-- What needs to be done --
Search the material for "text" and show all lines that contain it.

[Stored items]
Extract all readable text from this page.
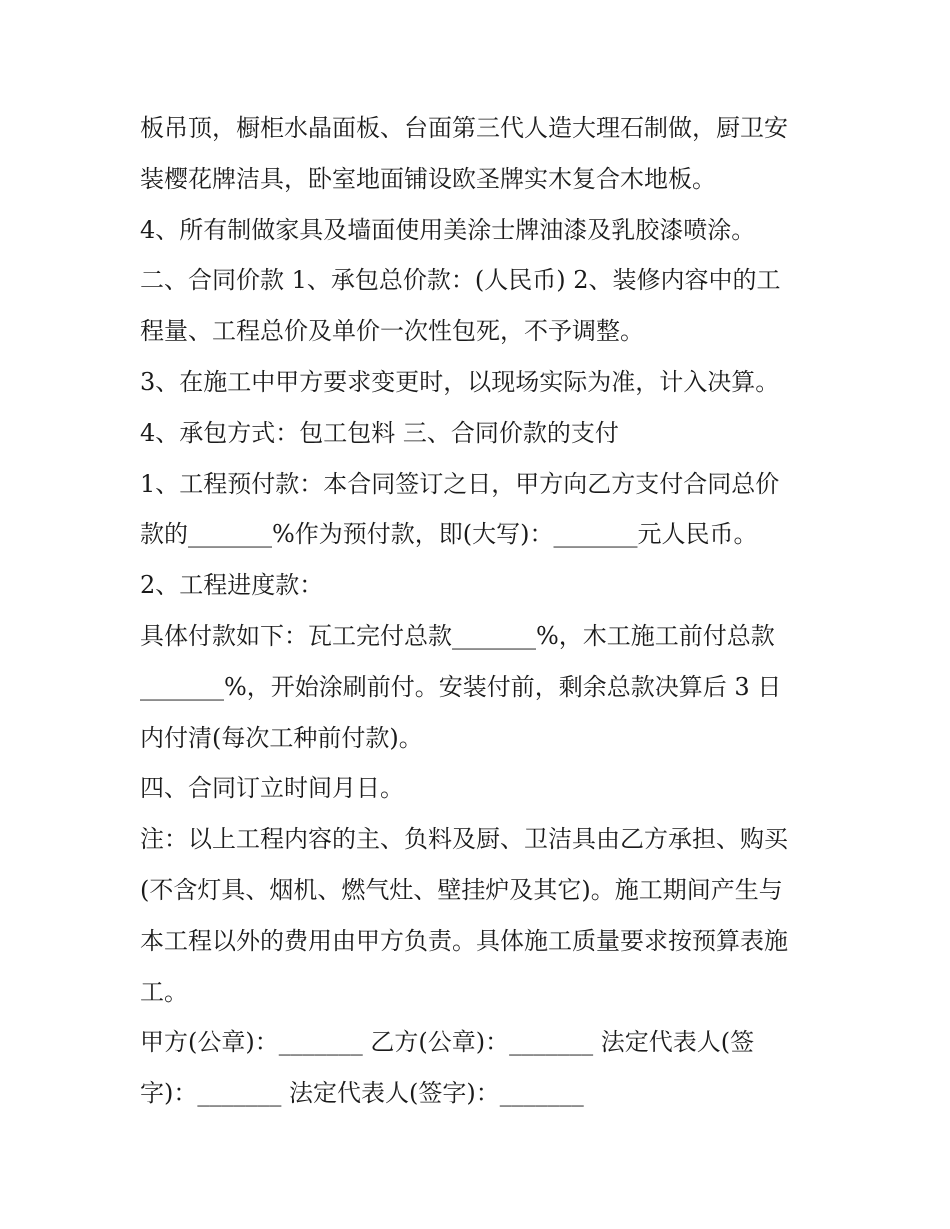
板吊顶，橱柜水晶面板、台面第三代人造大理石制做，厨卫安

装樱花牌洁具，卧室地面铺设欧圣牌实木复合木地板。

4、所有制做家具及墙面使用美涂士牌油漆及乳胶漆喷涂。

二、合同价款 1、承包总价款：(人民币) 2、装修内容中的工

程量、工程总价及单价一次性包死，不予调整。

3、在施工中甲方要求变更时，以现场实际为准，计入决算。

4、承包方式：包工包料 三、合同价款的支付

1、工程预付款：本合同签订之日，甲方向乙方支付合同总价

款的_______%作为预付款，即(大写)：_______元人民币。

2、工程进度款：

具体付款如下：瓦工完付总款_______%，木工施工前付总款

_______%，开始涂刷前付。安装付前，剩余总款决算后 3 日

内付清(每次工种前付款)。

四、合同订立时间月日。

注：以上工程内容的主、负料及厨、卫洁具由乙方承担、购买

(不含灯具、烟机、燃气灶、壁挂炉及其它)。施工期间产生与

本工程以外的费用由甲方负责。具体施工质量要求按预算表施

工。

甲方(公章)：_______ 乙方(公章)：_______ 法定代表人(签

字)：_______ 法定代表人(签字)：_______
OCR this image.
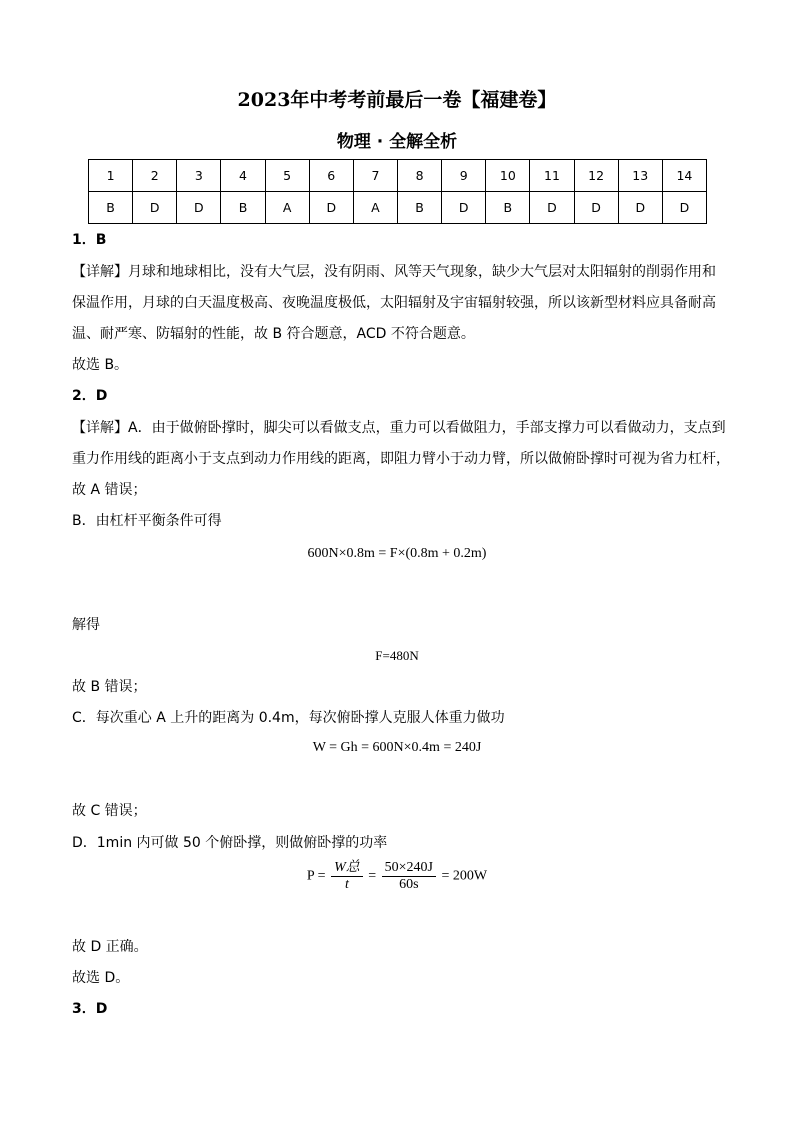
2023年中考考前最后一卷【福建卷】
物理 · 全解全析
1	2	3	4	5	6	7	8	9	10	11	12	13	14
B	D	D	B	A	D	A	B	D	B	D	D	D	D
1．B
【详解】月球和地球相比，没有大气层，没有阴雨、风等天气现象，缺少大气层对太阳辐射的削弱作用和
保温作用，月球的白天温度极高、夜晚温度极低，太阳辐射及宇宙辐射较强，所以该新型材料应具备耐高
温、耐严寒、防辐射的性能，故 B 符合题意，ACD 不符合题意。
故选 B。
2．D
【详解】A．由于做俯卧撑时，脚尖可以看做支点，重力可以看做阻力，手部支撑力可以看做动力，支点到
重力作用线的距离小于支点到动力作用线的距离，即阻力臂小于动力臂，所以做俯卧撑时可视为省力杠杆，
故 A 错误；
B．由杠杆平衡条件可得
600N×0.8m = F×(0.8m + 0.2m)
解得
F=480N
故 B 错误；
C．每次重心 A 上升的距离为 0.4m，每次俯卧撑人克服人体重力做功
W = Gh = 600N×0.4m = 240J
故 C 错误；
D．1min 内可做 50 个俯卧撑，则做俯卧撑的功率
$P = \frac{\text{W总}}{t} = \frac{50\times 240J}{60s} = 200W$
故 D 正确。
故选 D。
3．D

-- Solved problem --
Extract all readable text from this page.
$P = \frac{\text{W总}}{t} = \frac{50\times 240J}{60s} = 200W$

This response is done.